:: WHAT TO DO ::
Skip the pictures and repeat each line of the data exactly.

:: SOURCE MATERIAL ::
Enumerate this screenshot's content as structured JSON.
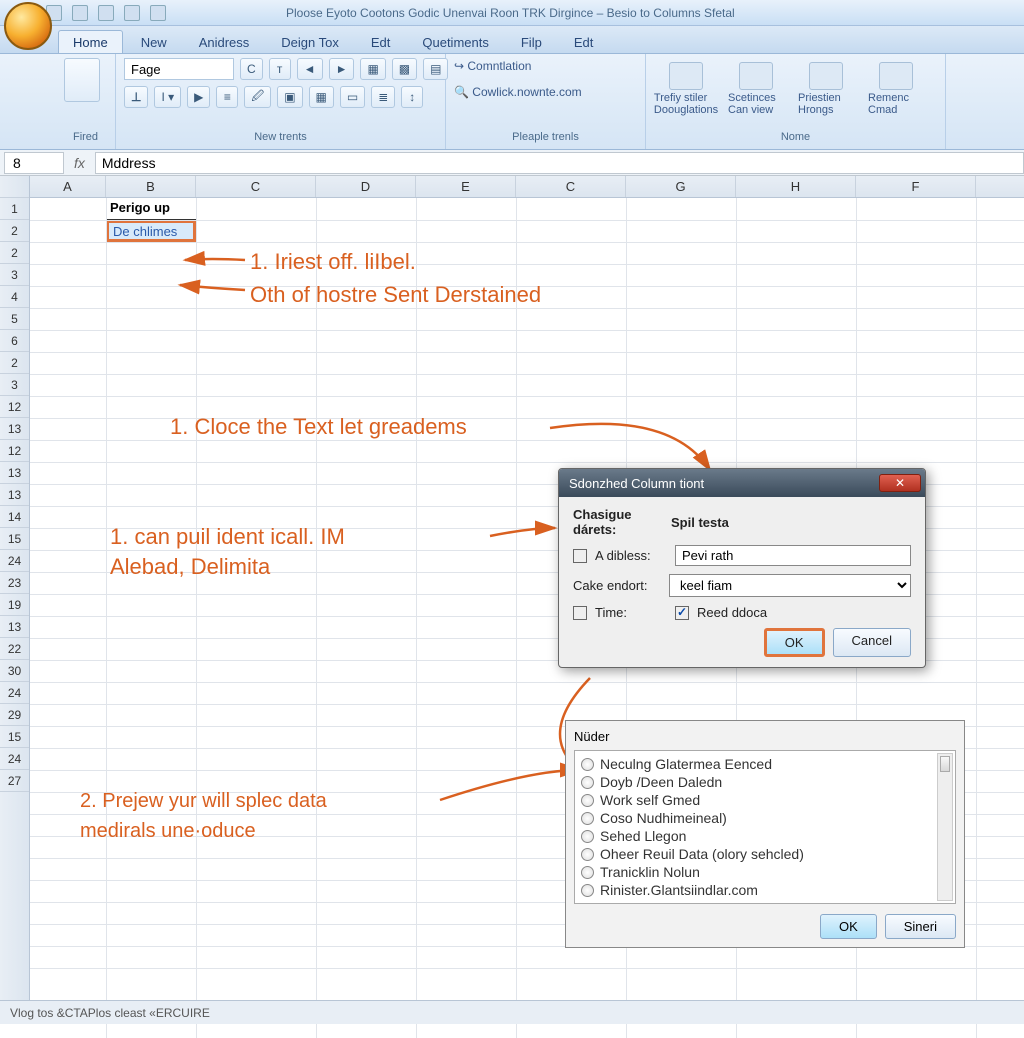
{
  "window_title": "Ploose Eyoto Cootons Godic Unenvai Roon TRK Dirgince – Besio to Columns Sfetal",
  "tabs": [
    "Home",
    "New",
    "Anidress",
    "Deign Tox",
    "Edt",
    "Quetiments",
    "Filp",
    "Edt"
  ],
  "active_tab": "Home",
  "ribbon": {
    "group1_label": "Fired",
    "font_box": "Fage",
    "group2_label": "New trents",
    "group3_label": "Pleaple trenls",
    "group3_items": [
      "Comntlation",
      "Cowlick.nownte.com"
    ],
    "group4_label": "Nome",
    "group4_buttons": [
      "Trefiy stiler Doouglations",
      "Scetinces Can view",
      "Priestien Hrongs",
      "Remenc Cmad"
    ]
  },
  "name_box": "8",
  "formula": "Mddress",
  "columns": [
    "A",
    "B",
    "C",
    "D",
    "E",
    "C",
    "G",
    "H",
    "F"
  ],
  "row_numbers": [
    "1",
    "2",
    "2",
    "3",
    "4",
    "5",
    "6",
    "2",
    "3",
    "12",
    "13",
    "12",
    "13",
    "13",
    "14",
    "15",
    "24",
    "23",
    "19",
    "13",
    "22",
    "30",
    "24",
    "29",
    "15",
    "24",
    "27"
  ],
  "cells": {
    "b1": "Perigo up",
    "b2": "De chlimes"
  },
  "annotations": {
    "a1": "1. Iriest off. liIbel.",
    "a2": "Oth of hostre Sent Derstained",
    "a3": "1. Cloce the Text let greadems",
    "a4_line1": "1. can puil ident icall. IM",
    "a4_line2": "Alebad, Delimita",
    "a5_line1": "2. Prejew yur will splec data",
    "a5_line2": "medirals une·oduce"
  },
  "dialog1": {
    "title": "Sdonzhed Column tiont",
    "section_label": "Chasigue dárets:",
    "section_label2": "Spil testa",
    "row1_label": "A dibless:",
    "row1_value": "Pevi rath",
    "row2_label": "Cake endort:",
    "row2_value": "keel fiam",
    "row3_label": "Time:",
    "row3_check_label": "Reed ddoca",
    "ok": "OK",
    "cancel": "Cancel"
  },
  "dialog2": {
    "header": "Nüder",
    "items": [
      "Neculng Glatermea Eenced",
      "Doyb /Deen Daledn",
      "Work self Gmed",
      "Coso Nudhimeineal)",
      "Sehed Llegon",
      "Oheer Reuil Data (olory sehcled)",
      "Tranicklin Nolun",
      "Rinister.Glantsiindlar.com"
    ],
    "ok": "OK",
    "cancel": "Sineri"
  },
  "status_text": "Vlog tos &CTAPlos cleast «ERCUIRE"
}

:: FINISHED ANSWER ::
Enumerate this screenshot's content as structured JSON.
{
  "window_title": "Ploose Eyoto Cootons Godic Unenvai Roon TRK Dirgince – Besio to Columns Sfetal",
  "tabs": [
    "Home",
    "New",
    "Anidress",
    "Deign Tox",
    "Edt",
    "Quetiments",
    "Filp",
    "Edt"
  ],
  "active_tab": "Home",
  "ribbon": {
    "group1_label": "Fired",
    "font_box": "Fage",
    "group2_label": "New trents",
    "group3_label": "Pleaple trenls",
    "group3_items": [
      "Comntlation",
      "Cowlick.nownte.com"
    ],
    "group4_label": "Nome",
    "group4_buttons": [
      "Trefiy stiler Doouglations",
      "Scetinces Can view",
      "Priestien Hrongs",
      "Remenc Cmad"
    ]
  },
  "name_box": "8",
  "formula": "Mddress",
  "columns": [
    "A",
    "B",
    "C",
    "D",
    "E",
    "C",
    "G",
    "H",
    "F"
  ],
  "row_numbers": [
    "1",
    "2",
    "2",
    "3",
    "4",
    "5",
    "6",
    "2",
    "3",
    "12",
    "13",
    "12",
    "13",
    "13",
    "14",
    "15",
    "24",
    "23",
    "19",
    "13",
    "22",
    "30",
    "24",
    "29",
    "15",
    "24",
    "27"
  ],
  "cells": {
    "b1": "Perigo up",
    "b2": "De chlimes"
  },
  "annotations": {
    "a1": "1. Iriest off. liIbel.",
    "a2": "Oth of hostre Sent Derstained",
    "a3": "1. Cloce the Text let greadems",
    "a4_line1": "1. can puil ident icall. IM",
    "a4_line2": "Alebad, Delimita",
    "a5_line1": "2. Prejew yur will splec data",
    "a5_line2": "medirals une·oduce"
  },
  "dialog1": {
    "title": "Sdonzhed Column tiont",
    "section_label": "Chasigue dárets:",
    "section_label2": "Spil testa",
    "row1_label": "A dibless:",
    "row1_value": "Pevi rath",
    "row2_label": "Cake endort:",
    "row2_value": "keel fiam",
    "row3_label": "Time:",
    "row3_check_label": "Reed ddoca",
    "ok": "OK",
    "cancel": "Cancel"
  },
  "dialog2": {
    "header": "Nüder",
    "items": [
      "Neculng Glatermea Eenced",
      "Doyb /Deen Daledn",
      "Work self Gmed",
      "Coso Nudhimeineal)",
      "Sehed Llegon",
      "Oheer Reuil Data (olory sehcled)",
      "Tranicklin Nolun",
      "Rinister.Glantsiindlar.com"
    ],
    "ok": "OK",
    "cancel": "Sineri"
  },
  "status_text": "Vlog tos &CTAPlos cleast «ERCUIRE"
}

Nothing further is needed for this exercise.